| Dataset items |
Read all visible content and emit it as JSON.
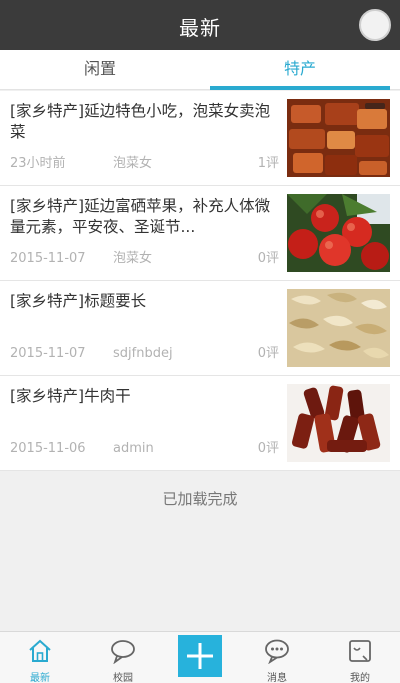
{
  "header": {
    "title": "最新"
  },
  "tabs": [
    {
      "label": "闲置"
    },
    {
      "label": "特产"
    }
  ],
  "items": [
    {
      "title": "[家乡特产]延边特色小吃，泡菜女卖泡菜",
      "time": "23小时前",
      "author": "泡菜女",
      "comments": "1评",
      "thumb": "kimchi-image"
    },
    {
      "title": "[家乡特产]延边富硒苹果，补充人体微量元素，平安夜、圣诞节...",
      "time": "2015-11-07",
      "author": "泡菜女",
      "comments": "0评",
      "thumb": "apples-image"
    },
    {
      "title": "[家乡特产]标题要长",
      "time": "2015-11-07",
      "author": "sdjfnbdej",
      "comments": "0评",
      "thumb": "dried-snack-image"
    },
    {
      "title": "[家乡特产]牛肉干",
      "time": "2015-11-06",
      "author": "admin",
      "comments": "0评",
      "thumb": "beef-jerky-image"
    }
  ],
  "status": {
    "loaded": "已加载完成"
  },
  "nav": [
    {
      "label": "最新",
      "icon": "home-icon"
    },
    {
      "label": "校园",
      "icon": "chat-bubble-icon"
    },
    {
      "label": "",
      "icon": "plus-icon"
    },
    {
      "label": "消息",
      "icon": "message-icon"
    },
    {
      "label": "我的",
      "icon": "profile-icon"
    }
  ],
  "colors": {
    "accent": "#2aaad0",
    "topbar": "#3b3b3b",
    "add_button": "#27b2dc"
  }
}
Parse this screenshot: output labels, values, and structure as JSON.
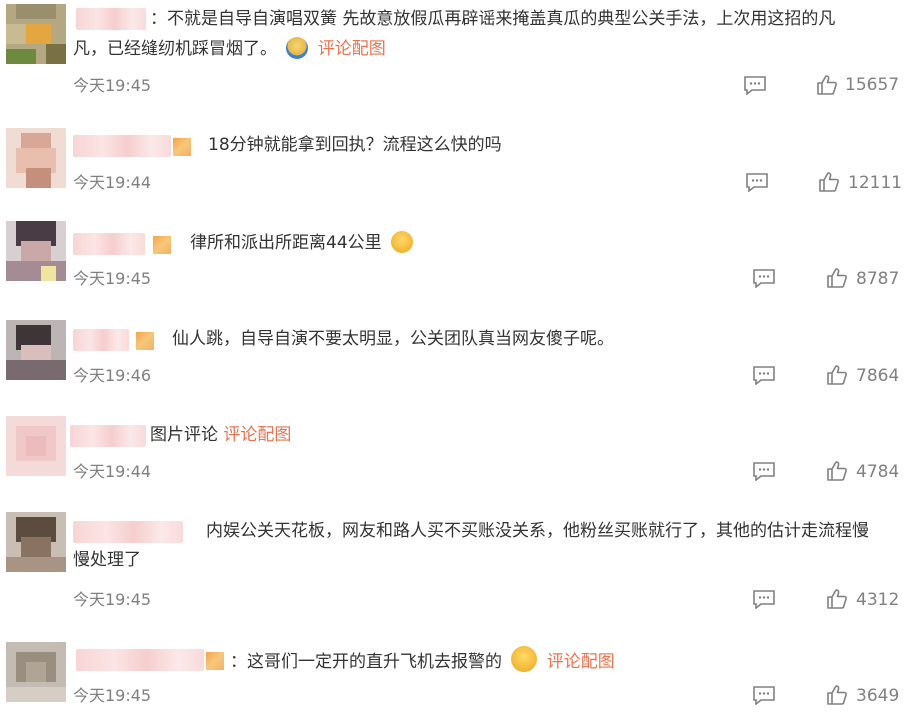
{
  "comments": [
    {
      "line1": "：不就是自导自演唱双簧 先故意放假瓜再辟谣来掩盖真瓜的典型公关手法，上次用这招的凡",
      "line2": "凡，已经缝纫机踩冒烟了。",
      "link": "评论配图",
      "emoji": "bear-emoji",
      "time": "今天19:45",
      "likes": "15657"
    },
    {
      "line1": "18分钟就能拿到回执？流程这么快的吗",
      "time": "今天19:44",
      "likes": "12111"
    },
    {
      "line1": "律所和派出所距离44公里",
      "emoji": "laugh-cry-emoji",
      "time": "今天19:45",
      "likes": "8787"
    },
    {
      "line1": "仙人跳，自导自演不要太明显，公关团队真当网友傻子呢。",
      "time": "今天19:46",
      "likes": "7864"
    },
    {
      "line1": "图片评论",
      "link": "评论配图",
      "time": "今天19:44",
      "likes": "4784"
    },
    {
      "line1": "内娱公关天花板，网友和路人买不买账没关系，他粉丝买账就行了，其他的估计走流程慢",
      "line2": "慢处理了",
      "time": "今天19:45",
      "likes": "4312"
    },
    {
      "line1": "：这哥们一定开的直升飞机去报警的",
      "link": "评论配图",
      "emoji": "shocked-emoji",
      "time": "今天19:45",
      "likes": "3649"
    }
  ],
  "colors": {
    "link": "#eb7350",
    "meta": "#808080",
    "text": "#333333"
  }
}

| Short problem |
Your answer should be one number: the count of lines in the data above that include the word "author".

| Written response |
4